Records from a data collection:
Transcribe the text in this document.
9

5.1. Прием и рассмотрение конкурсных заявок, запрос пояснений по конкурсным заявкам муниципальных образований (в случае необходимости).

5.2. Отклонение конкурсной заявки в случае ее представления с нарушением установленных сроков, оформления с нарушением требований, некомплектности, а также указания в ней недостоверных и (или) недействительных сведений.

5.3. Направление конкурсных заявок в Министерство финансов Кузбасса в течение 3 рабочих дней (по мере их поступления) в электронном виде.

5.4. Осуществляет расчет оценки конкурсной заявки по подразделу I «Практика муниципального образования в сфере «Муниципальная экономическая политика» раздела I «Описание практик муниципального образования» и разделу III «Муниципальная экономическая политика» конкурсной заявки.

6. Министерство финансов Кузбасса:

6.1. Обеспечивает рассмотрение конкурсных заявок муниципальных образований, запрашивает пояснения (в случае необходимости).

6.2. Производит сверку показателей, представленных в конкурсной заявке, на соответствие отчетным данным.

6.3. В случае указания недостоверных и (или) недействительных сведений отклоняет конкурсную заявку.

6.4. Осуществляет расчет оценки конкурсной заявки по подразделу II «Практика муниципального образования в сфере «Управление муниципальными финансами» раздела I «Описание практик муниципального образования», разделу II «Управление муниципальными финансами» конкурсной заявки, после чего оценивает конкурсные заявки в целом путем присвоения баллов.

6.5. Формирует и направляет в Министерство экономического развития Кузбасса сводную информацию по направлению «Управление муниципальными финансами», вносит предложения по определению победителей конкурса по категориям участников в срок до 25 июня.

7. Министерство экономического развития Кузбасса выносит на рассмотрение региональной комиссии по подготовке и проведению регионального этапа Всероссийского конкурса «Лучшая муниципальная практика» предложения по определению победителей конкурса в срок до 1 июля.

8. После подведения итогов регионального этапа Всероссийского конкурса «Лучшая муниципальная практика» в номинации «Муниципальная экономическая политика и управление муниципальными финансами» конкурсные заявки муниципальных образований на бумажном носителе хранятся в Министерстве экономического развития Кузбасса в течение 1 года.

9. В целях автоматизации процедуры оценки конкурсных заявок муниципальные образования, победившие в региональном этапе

| Task instructions |
Using the data above, repeat every line exactly.

| Exercise answer |
Transcribe the text in this document.
9

5.1. Прием и рассмотрение конкурсных заявок, запрос пояснений по конкурсным заявкам муниципальных образований (в случае необходимости).

5.2. Отклонение конкурсной заявки в случае ее представления с нарушением установленных сроков, оформления с нарушением требований, некомплектности, а также указания в ней недостоверных и (или) недействительных сведений.

5.3. Направление конкурсных заявок в Министерство финансов Кузбасса в течение 3 рабочих дней (по мере их поступления) в электронном виде.

5.4. Осуществляет расчет оценки конкурсной заявки по подразделу I «Практика муниципального образования в сфере «Муниципальная экономическая политика» раздела I «Описание практик муниципального образования» и разделу III «Муниципальная экономическая политика» конкурсной заявки.

6. Министерство финансов Кузбасса:

6.1. Обеспечивает рассмотрение конкурсных заявок муниципальных образований, запрашивает пояснения (в случае необходимости).

6.2. Производит сверку показателей, представленных в конкурсной заявке, на соответствие отчетным данным.

6.3. В случае указания недостоверных и (или) недействительных сведений отклоняет конкурсную заявку.

6.4. Осуществляет расчет оценки конкурсной заявки по подразделу II «Практика муниципального образования в сфере «Управление муниципальными финансами» раздела I «Описание практик муниципального образования», разделу II «Управление муниципальными финансами» конкурсной заявки, после чего оценивает конкурсные заявки в целом путем присвоения баллов.

6.5. Формирует и направляет в Министерство экономического развития Кузбасса сводную информацию по направлению «Управление муниципальными финансами», вносит предложения по определению победителей конкурса по категориям участников в срок до 25 июня.

7. Министерство экономического развития Кузбасса выносит на рассмотрение региональной комиссии по подготовке и проведению регионального этапа Всероссийского конкурса «Лучшая муниципальная практика» предложения по определению победителей конкурса в срок до 1 июля.

8. После подведения итогов регионального этапа Всероссийского конкурса «Лучшая муниципальная практика» в номинации «Муниципальная экономическая политика и управление муниципальными финансами» конкурсные заявки муниципальных образований на бумажном носителе хранятся в Министерстве экономического развития Кузбасса в течение 1 года.

9. В целях автоматизации процедуры оценки конкурсных заявок муниципальные образования, победившие в региональном этапе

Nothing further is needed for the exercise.